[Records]
- - - - -
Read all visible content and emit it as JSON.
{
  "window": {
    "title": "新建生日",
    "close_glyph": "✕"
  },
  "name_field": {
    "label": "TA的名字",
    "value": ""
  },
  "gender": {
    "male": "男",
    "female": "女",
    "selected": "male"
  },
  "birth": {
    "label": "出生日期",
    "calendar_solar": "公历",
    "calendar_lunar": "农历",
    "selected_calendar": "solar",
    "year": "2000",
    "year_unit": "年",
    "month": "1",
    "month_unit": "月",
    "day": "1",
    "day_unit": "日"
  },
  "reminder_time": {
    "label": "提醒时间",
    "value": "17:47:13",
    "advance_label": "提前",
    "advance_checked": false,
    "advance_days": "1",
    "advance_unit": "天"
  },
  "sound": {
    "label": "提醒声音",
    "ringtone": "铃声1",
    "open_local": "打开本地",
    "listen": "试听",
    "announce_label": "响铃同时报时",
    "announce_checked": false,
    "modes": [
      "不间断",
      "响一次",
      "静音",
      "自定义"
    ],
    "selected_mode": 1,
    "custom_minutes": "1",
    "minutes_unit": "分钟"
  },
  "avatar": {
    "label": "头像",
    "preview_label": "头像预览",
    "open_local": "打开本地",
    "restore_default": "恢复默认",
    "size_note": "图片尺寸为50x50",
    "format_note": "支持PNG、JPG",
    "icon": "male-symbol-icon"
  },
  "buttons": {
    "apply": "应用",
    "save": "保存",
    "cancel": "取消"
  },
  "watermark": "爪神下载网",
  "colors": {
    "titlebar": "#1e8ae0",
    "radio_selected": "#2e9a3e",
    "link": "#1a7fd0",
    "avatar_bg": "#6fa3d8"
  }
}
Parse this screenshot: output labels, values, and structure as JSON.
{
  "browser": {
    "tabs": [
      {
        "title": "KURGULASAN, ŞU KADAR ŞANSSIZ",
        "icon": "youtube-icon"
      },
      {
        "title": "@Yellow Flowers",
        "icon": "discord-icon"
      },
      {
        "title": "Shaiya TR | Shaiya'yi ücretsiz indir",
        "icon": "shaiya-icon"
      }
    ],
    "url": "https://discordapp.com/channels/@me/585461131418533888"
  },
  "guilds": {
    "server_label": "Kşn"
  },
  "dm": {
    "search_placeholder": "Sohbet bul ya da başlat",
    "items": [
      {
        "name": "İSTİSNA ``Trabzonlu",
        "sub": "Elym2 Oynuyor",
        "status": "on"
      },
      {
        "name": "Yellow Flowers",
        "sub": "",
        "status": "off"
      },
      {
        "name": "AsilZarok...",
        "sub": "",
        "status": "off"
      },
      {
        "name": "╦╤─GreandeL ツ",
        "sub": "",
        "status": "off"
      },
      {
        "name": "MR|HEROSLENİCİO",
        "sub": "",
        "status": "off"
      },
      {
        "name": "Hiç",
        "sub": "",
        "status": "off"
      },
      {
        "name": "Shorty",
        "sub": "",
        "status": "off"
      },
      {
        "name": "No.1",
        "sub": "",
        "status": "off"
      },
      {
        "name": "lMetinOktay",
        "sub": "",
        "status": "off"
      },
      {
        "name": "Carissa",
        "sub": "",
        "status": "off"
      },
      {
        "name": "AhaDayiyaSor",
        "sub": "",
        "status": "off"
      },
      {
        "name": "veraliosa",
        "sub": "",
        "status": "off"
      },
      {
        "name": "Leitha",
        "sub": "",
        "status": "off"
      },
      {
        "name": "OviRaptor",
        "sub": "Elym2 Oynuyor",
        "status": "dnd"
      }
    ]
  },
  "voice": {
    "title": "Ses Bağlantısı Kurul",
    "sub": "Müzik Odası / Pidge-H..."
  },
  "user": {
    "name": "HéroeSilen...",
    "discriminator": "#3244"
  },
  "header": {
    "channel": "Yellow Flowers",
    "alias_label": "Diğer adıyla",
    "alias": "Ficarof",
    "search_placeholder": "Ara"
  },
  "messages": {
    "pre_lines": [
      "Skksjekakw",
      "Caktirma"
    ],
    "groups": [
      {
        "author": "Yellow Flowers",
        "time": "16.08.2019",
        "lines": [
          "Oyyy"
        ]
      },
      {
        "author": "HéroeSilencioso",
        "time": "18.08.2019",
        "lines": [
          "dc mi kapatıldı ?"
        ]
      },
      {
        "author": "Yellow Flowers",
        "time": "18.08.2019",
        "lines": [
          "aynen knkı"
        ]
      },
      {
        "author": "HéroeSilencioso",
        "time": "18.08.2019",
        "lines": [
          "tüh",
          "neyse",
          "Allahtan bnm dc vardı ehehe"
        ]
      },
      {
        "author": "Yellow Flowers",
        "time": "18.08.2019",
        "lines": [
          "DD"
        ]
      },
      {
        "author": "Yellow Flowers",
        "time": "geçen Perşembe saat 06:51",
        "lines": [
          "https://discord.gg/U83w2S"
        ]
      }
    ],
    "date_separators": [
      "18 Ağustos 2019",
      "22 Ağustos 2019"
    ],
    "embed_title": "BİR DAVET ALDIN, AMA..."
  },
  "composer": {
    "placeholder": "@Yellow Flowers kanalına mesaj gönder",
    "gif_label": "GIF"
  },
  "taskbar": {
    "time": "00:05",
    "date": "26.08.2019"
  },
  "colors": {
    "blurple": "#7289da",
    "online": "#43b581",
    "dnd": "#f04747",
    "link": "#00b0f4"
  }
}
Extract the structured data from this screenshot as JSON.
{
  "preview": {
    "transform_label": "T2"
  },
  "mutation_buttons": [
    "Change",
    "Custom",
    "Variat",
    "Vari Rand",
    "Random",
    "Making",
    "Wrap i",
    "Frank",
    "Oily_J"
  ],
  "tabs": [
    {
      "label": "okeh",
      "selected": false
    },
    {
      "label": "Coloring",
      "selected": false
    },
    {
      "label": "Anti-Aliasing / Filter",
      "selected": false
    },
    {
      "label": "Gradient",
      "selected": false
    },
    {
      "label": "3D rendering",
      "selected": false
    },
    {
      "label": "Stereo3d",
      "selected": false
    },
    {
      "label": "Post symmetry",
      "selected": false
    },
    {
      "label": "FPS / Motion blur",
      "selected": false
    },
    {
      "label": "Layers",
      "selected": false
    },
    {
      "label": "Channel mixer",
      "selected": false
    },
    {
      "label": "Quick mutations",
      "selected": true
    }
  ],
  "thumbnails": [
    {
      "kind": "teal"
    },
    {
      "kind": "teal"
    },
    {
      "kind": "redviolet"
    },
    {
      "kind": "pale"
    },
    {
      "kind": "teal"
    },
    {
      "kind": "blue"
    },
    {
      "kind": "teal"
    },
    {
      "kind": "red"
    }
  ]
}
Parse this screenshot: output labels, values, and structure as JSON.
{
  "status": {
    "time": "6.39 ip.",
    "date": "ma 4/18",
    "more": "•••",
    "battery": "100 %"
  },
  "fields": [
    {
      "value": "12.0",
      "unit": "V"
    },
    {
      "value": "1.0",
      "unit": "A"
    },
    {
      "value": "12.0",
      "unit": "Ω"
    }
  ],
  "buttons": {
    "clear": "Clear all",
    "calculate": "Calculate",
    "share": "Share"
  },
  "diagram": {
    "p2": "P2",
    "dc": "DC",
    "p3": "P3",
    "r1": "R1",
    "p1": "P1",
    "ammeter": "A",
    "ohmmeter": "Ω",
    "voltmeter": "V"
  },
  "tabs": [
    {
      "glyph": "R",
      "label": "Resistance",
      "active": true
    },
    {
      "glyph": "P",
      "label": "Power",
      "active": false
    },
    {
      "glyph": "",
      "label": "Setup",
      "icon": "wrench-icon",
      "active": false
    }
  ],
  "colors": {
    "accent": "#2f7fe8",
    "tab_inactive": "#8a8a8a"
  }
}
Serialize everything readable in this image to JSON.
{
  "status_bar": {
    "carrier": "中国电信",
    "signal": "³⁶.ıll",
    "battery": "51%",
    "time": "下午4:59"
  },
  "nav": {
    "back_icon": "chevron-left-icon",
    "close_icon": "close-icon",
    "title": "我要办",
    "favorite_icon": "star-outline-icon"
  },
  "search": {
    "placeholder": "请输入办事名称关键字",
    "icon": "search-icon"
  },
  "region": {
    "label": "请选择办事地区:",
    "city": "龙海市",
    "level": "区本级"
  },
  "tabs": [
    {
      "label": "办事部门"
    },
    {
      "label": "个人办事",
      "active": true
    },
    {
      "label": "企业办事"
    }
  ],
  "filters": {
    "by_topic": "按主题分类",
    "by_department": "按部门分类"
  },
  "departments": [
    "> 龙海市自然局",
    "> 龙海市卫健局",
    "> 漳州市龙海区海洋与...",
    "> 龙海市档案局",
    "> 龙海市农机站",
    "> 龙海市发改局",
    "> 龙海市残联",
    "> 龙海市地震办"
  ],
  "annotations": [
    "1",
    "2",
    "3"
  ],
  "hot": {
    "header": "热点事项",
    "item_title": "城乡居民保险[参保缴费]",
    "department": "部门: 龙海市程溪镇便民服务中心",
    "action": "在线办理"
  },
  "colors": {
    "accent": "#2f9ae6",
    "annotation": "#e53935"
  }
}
- - - - -
*Written task*.
Go through the data above and find the lines with the word "icon". Copy each of those lines.

*The response*.
    "icon": "male-symbol-icon"
        "icon": "youtube-icon"
        "icon": "discord-icon"
        "icon": "shaiya-icon"
      "icon": "wrench-icon",
    "back_icon": "chevron-left-icon",
    "close_icon": "close-icon",
    "favorite_icon": "star-outline-icon"
    "icon": "search-icon"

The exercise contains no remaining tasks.